Each line below either holds the string "text" or doesn't. Count those that do and give only the number.

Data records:
= = = =

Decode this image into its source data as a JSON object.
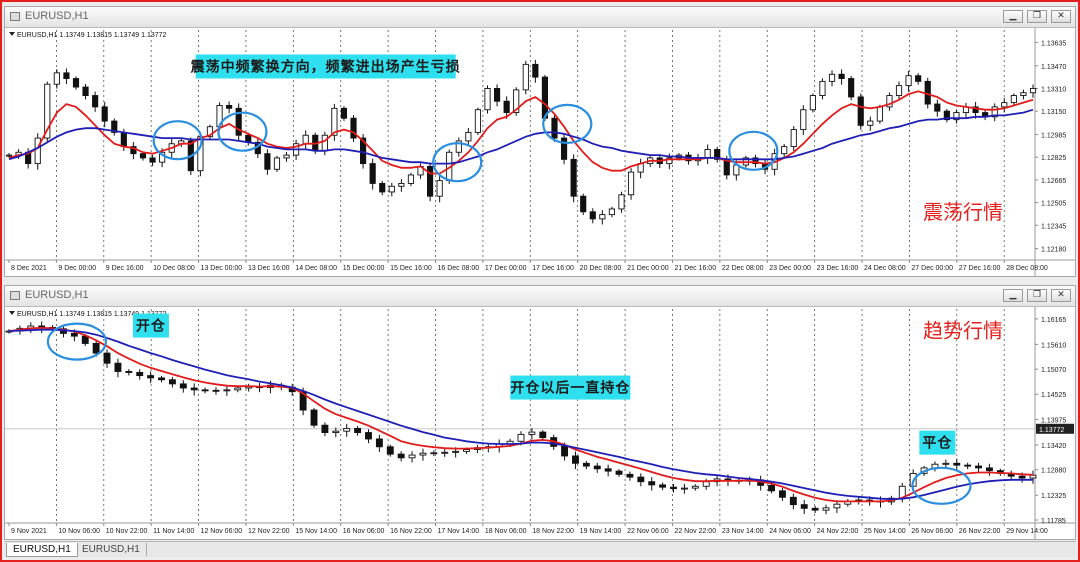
{
  "windows": [
    {
      "title": "EURUSD,H1",
      "info": "EURUSD,H1  1.13749 1.13815 1.13749 1.13772",
      "chart_data": {
        "type": "line",
        "title": "",
        "price_ticks": [
          "1.13635",
          "1.13470",
          "1.13310",
          "1.13150",
          "1.12985",
          "1.12825",
          "1.12665",
          "1.12505",
          "1.12345",
          "1.12180"
        ],
        "price_range": [
          1.121,
          1.1368
        ],
        "time_labels": [
          "8 Dec 2021",
          "9 Dec 00:00",
          "9 Dec 16:00",
          "10 Dec 08:00",
          "13 Dec 00:00",
          "13 Dec 16:00",
          "14 Dec 08:00",
          "15 Dec 00:00",
          "15 Dec 16:00",
          "16 Dec 08:00",
          "17 Dec 00:00",
          "17 Dec 16:00",
          "20 Dec 08:00",
          "21 Dec 00:00",
          "21 Dec 16:00",
          "22 Dec 08:00",
          "23 Dec 00:00",
          "23 Dec 16:00",
          "24 Dec 08:00",
          "27 Dec 00:00",
          "27 Dec 16:00",
          "28 Dec 08:00"
        ],
        "series": [
          {
            "name": "",
            "color": "#111111",
            "style": "candles",
            "values": [
              1.1284,
              1.1286,
              1.1278,
              1.1296,
              1.1334,
              1.1342,
              1.1338,
              1.1332,
              1.1326,
              1.1318,
              1.1308,
              1.13,
              1.129,
              1.1285,
              1.1282,
              1.1279,
              1.1286,
              1.1292,
              1.1294,
              1.1273,
              1.1297,
              1.1304,
              1.1319,
              1.1317,
              1.1298,
              1.1293,
              1.1285,
              1.1274,
              1.1282,
              1.1284,
              1.1292,
              1.1298,
              1.1287,
              1.1298,
              1.1317,
              1.131,
              1.1296,
              1.1278,
              1.1264,
              1.1258,
              1.1262,
              1.1264,
              1.127,
              1.1276,
              1.1255,
              1.1266,
              1.1286,
              1.1294,
              1.13,
              1.1316,
              1.1331,
              1.1322,
              1.1314,
              1.133,
              1.1348,
              1.1339,
              1.131,
              1.1296,
              1.1281,
              1.1255,
              1.1244,
              1.1239,
              1.1242,
              1.1246,
              1.1256,
              1.1272,
              1.1278,
              1.1282,
              1.1278,
              1.1282,
              1.1284,
              1.128,
              1.1282,
              1.1288,
              1.1281,
              1.127,
              1.1277,
              1.1282,
              1.1278,
              1.1274,
              1.1285,
              1.129,
              1.1302,
              1.1316,
              1.1326,
              1.1336,
              1.1341,
              1.1338,
              1.1325,
              1.1305,
              1.1308,
              1.1318,
              1.1326,
              1.1333,
              1.134,
              1.1336,
              1.132,
              1.1315,
              1.1309,
              1.1314,
              1.1318,
              1.1314,
              1.1311,
              1.1318,
              1.1321,
              1.1326,
              1.1328,
              1.1331
            ]
          },
          {
            "name": "",
            "color": "#e21b1b",
            "style": "line",
            "values": [
              1.1282,
              1.1284,
              1.1285,
              1.1289,
              1.1302,
              1.1314,
              1.132,
              1.1318,
              1.1312,
              1.1305,
              1.1298,
              1.1292,
              1.129,
              1.1289,
              1.1286,
              1.1285,
              1.1287,
              1.1289,
              1.1292,
              1.1292,
              1.1296,
              1.1298,
              1.1303,
              1.1306,
              1.1302,
              1.1299,
              1.1296,
              1.1292,
              1.129,
              1.1289,
              1.129,
              1.1292,
              1.1292,
              1.1294,
              1.13,
              1.1302,
              1.13,
              1.1294,
              1.1287,
              1.128,
              1.1277,
              1.1275,
              1.1275,
              1.1276,
              1.1271,
              1.1271,
              1.1275,
              1.128,
              1.1286,
              1.1294,
              1.1303,
              1.1309,
              1.1311,
              1.1316,
              1.1322,
              1.1325,
              1.132,
              1.1313,
              1.1304,
              1.1294,
              1.1286,
              1.1279,
              1.1275,
              1.1273,
              1.1273,
              1.1276,
              1.1278,
              1.128,
              1.128,
              1.1281,
              1.1281,
              1.1281,
              1.1281,
              1.1282,
              1.1282,
              1.128,
              1.1279,
              1.1279,
              1.1279,
              1.1278,
              1.1279,
              1.1282,
              1.1286,
              1.1292,
              1.1299,
              1.1306,
              1.1312,
              1.1317,
              1.132,
              1.1318,
              1.1317,
              1.1318,
              1.132,
              1.1323,
              1.1327,
              1.1329,
              1.1327,
              1.1325,
              1.1321,
              1.1319,
              1.1318,
              1.1317,
              1.1316,
              1.1316,
              1.1317,
              1.1319,
              1.1321,
              1.1323
            ]
          },
          {
            "name": "",
            "color": "#1f1fb6",
            "style": "line",
            "values": [
              1.1281,
              1.1283,
              1.1286,
              1.1289,
              1.1293,
              1.1297,
              1.13,
              1.1302,
              1.1303,
              1.1303,
              1.1302,
              1.1301,
              1.13,
              1.1299,
              1.1298,
              1.1297,
              1.1296,
              1.1296,
              1.1296,
              1.1295,
              1.1295,
              1.1295,
              1.1295,
              1.1295,
              1.1294,
              1.1293,
              1.1292,
              1.129,
              1.1289,
              1.1288,
              1.1288,
              1.1288,
              1.1287,
              1.1287,
              1.1288,
              1.1288,
              1.1287,
              1.1286,
              1.1284,
              1.1282,
              1.1281,
              1.128,
              1.1279,
              1.1279,
              1.1278,
              1.1278,
              1.1278,
              1.1279,
              1.1281,
              1.1283,
              1.1286,
              1.1288,
              1.1291,
              1.1294,
              1.1297,
              1.1299,
              1.13,
              1.13,
              1.1299,
              1.1297,
              1.1295,
              1.1292,
              1.129,
              1.1289,
              1.1287,
              1.1286,
              1.1285,
              1.1284,
              1.1284,
              1.1283,
              1.1283,
              1.1282,
              1.1282,
              1.1282,
              1.1282,
              1.1281,
              1.1281,
              1.1281,
              1.1281,
              1.1281,
              1.1281,
              1.1282,
              1.1283,
              1.1285,
              1.1287,
              1.1289,
              1.1292,
              1.1294,
              1.1296,
              1.1298,
              1.1299,
              1.1301,
              1.1303,
              1.1304,
              1.1306,
              1.1308,
              1.1309,
              1.1309,
              1.131,
              1.131,
              1.131,
              1.1311,
              1.1311,
              1.1312,
              1.1312,
              1.1313,
              1.1314,
              1.1316
            ]
          }
        ],
        "current_price": "",
        "annotations": [
          {
            "kind": "label",
            "text": "震荡中频繁换方向，频繁进出场产生亏损",
            "x": 0.31,
            "y": 1.13465
          },
          {
            "kind": "title",
            "text": "震荡行情",
            "x": 0.93,
            "y": 1.1239
          },
          {
            "kind": "ellipse",
            "x": 0.166,
            "y": 1.12945
          },
          {
            "kind": "ellipse",
            "x": 0.229,
            "y": 1.13005
          },
          {
            "kind": "ellipse",
            "x": 0.438,
            "y": 1.1279
          },
          {
            "kind": "ellipse",
            "x": 0.545,
            "y": 1.1306
          },
          {
            "kind": "ellipse",
            "x": 0.726,
            "y": 1.1287
          }
        ]
      }
    },
    {
      "title": "EURUSD,H1",
      "info": "EURUSD,H1  1.13749 1.13815 1.13749 1.13772",
      "chart_data": {
        "type": "line",
        "title": "",
        "price_ticks": [
          "1.16165",
          "1.15610",
          "1.15070",
          "1.14525",
          "1.13975",
          "1.13420",
          "1.12880",
          "1.12325",
          "1.11785"
        ],
        "price_range": [
          1.1172,
          1.1625
        ],
        "time_labels": [
          "9 Nov 2021",
          "10 Nov 06:00",
          "10 Nov 22:00",
          "11 Nov 14:00",
          "12 Nov 06:00",
          "12 Nov 22:00",
          "15 Nov 14:00",
          "16 Nov 06:00",
          "16 Nov 22:00",
          "17 Nov 14:00",
          "18 Nov 06:00",
          "18 Nov 22:00",
          "19 Nov 14:00",
          "22 Nov 06:00",
          "22 Nov 22:00",
          "23 Nov 14:00",
          "24 Nov 06:00",
          "24 Nov 22:00",
          "25 Nov 14:00",
          "26 Nov 06:00",
          "26 Nov 22:00",
          "29 Nov 14:00"
        ],
        "series": [
          {
            "name": "",
            "color": "#111111",
            "style": "candles",
            "values": [
              1.159,
              1.1596,
              1.1601,
              1.1598,
              1.1595,
              1.1585,
              1.1579,
              1.1563,
              1.1542,
              1.152,
              1.1502,
              1.15,
              1.1493,
              1.1488,
              1.1484,
              1.1475,
              1.1466,
              1.1462,
              1.1461,
              1.146,
              1.1462,
              1.1466,
              1.1469,
              1.1467,
              1.1472,
              1.1468,
              1.1458,
              1.1418,
              1.1385,
              1.1369,
              1.1372,
              1.1378,
              1.1369,
              1.1355,
              1.1338,
              1.1322,
              1.1314,
              1.132,
              1.1324,
              1.1325,
              1.1326,
              1.1328,
              1.1332,
              1.1336,
              1.1338,
              1.1344,
              1.135,
              1.1365,
              1.137,
              1.1358,
              1.1339,
              1.1318,
              1.1302,
              1.1296,
              1.129,
              1.1285,
              1.1278,
              1.1272,
              1.1262,
              1.1255,
              1.125,
              1.1247,
              1.1248,
              1.1252,
              1.1262,
              1.1268,
              1.1265,
              1.1263,
              1.1266,
              1.1254,
              1.1242,
              1.1228,
              1.1212,
              1.1204,
              1.12,
              1.1205,
              1.1213,
              1.122,
              1.1222,
              1.122,
              1.1218,
              1.1226,
              1.1252,
              1.128,
              1.1292,
              1.13,
              1.1302,
              1.1298,
              1.1296,
              1.1292,
              1.1286,
              1.128,
              1.1274,
              1.127,
              1.1276
            ]
          },
          {
            "name": "",
            "color": "#e21b1b",
            "style": "line",
            "values": [
              1.159,
              1.1593,
              1.1596,
              1.1597,
              1.1596,
              1.1593,
              1.1589,
              1.1581,
              1.157,
              1.1557,
              1.1542,
              1.153,
              1.1519,
              1.151,
              1.1503,
              1.1496,
              1.1489,
              1.1483,
              1.1478,
              1.1474,
              1.1471,
              1.147,
              1.147,
              1.1469,
              1.147,
              1.1469,
              1.1466,
              1.1454,
              1.1437,
              1.1421,
              1.1409,
              1.1401,
              1.1393,
              1.1384,
              1.1373,
              1.1362,
              1.135,
              1.1344,
              1.134,
              1.1337,
              1.1335,
              1.1334,
              1.1334,
              1.1335,
              1.1336,
              1.1338,
              1.134,
              1.1345,
              1.1351,
              1.1353,
              1.135,
              1.1342,
              1.1332,
              1.1324,
              1.1316,
              1.131,
              1.1303,
              1.1297,
              1.129,
              1.1283,
              1.1276,
              1.127,
              1.1266,
              1.1263,
              1.1263,
              1.1264,
              1.1264,
              1.1264,
              1.1265,
              1.1262,
              1.1258,
              1.1251,
              1.1242,
              1.1234,
              1.1227,
              1.1222,
              1.1219,
              1.1219,
              1.1219,
              1.1219,
              1.1219,
              1.1221,
              1.1227,
              1.1238,
              1.125,
              1.1261,
              1.127,
              1.1276,
              1.128,
              1.1282,
              1.1282,
              1.1281,
              1.128,
              1.1278,
              1.1277
            ]
          },
          {
            "name": "",
            "color": "#1f1fb6",
            "style": "line",
            "values": [
              1.159,
              1.1591,
              1.1592,
              1.1593,
              1.1593,
              1.1592,
              1.159,
              1.1587,
              1.1582,
              1.1575,
              1.1567,
              1.1558,
              1.155,
              1.1542,
              1.1535,
              1.1527,
              1.152,
              1.1513,
              1.1506,
              1.15,
              1.1494,
              1.1489,
              1.1485,
              1.148,
              1.1476,
              1.1472,
              1.1467,
              1.146,
              1.1451,
              1.1441,
              1.1432,
              1.1424,
              1.1416,
              1.1408,
              1.14,
              1.1392,
              1.1384,
              1.1377,
              1.137,
              1.1364,
              1.1358,
              1.1354,
              1.135,
              1.1347,
              1.1345,
              1.1344,
              1.1344,
              1.1345,
              1.1347,
              1.1347,
              1.1345,
              1.1341,
              1.1336,
              1.1331,
              1.1326,
              1.1321,
              1.1316,
              1.131,
              1.1305,
              1.13,
              1.1294,
              1.1289,
              1.1285,
              1.1281,
              1.1278,
              1.1276,
              1.1273,
              1.127,
              1.1268,
              1.1265,
              1.1262,
              1.1258,
              1.1253,
              1.1248,
              1.1243,
              1.1238,
              1.1234,
              1.1231,
              1.1229,
              1.1227,
              1.1225,
              1.1224,
              1.1225,
              1.1228,
              1.1233,
              1.1239,
              1.1245,
              1.1251,
              1.1256,
              1.126,
              1.1263,
              1.1265,
              1.1266,
              1.1266,
              1.1266
            ]
          }
        ],
        "current_price": "1.13772",
        "annotations": [
          {
            "kind": "label",
            "text": "开仓",
            "x": 0.14,
            "y": 1.1602
          },
          {
            "kind": "title",
            "text": "趋势行情",
            "x": 0.93,
            "y": 1.1576
          },
          {
            "kind": "label",
            "text": "开仓以后一直持仓",
            "x": 0.548,
            "y": 1.1467
          },
          {
            "kind": "label",
            "text": "平仓",
            "x": 0.905,
            "y": 1.1347
          },
          {
            "kind": "ellipse",
            "x": 0.068,
            "y": 1.1567
          },
          {
            "kind": "ellipse",
            "x": 0.909,
            "y": 1.1253
          }
        ]
      }
    }
  ],
  "window_buttons": [
    "▁",
    "❐",
    "✕"
  ],
  "tabs": [
    {
      "label": "EURUSD,H1",
      "active": true
    },
    {
      "label": "EURUSD,H1",
      "active": false
    }
  ]
}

= = = =

#### EXERCISE SOLUTION
6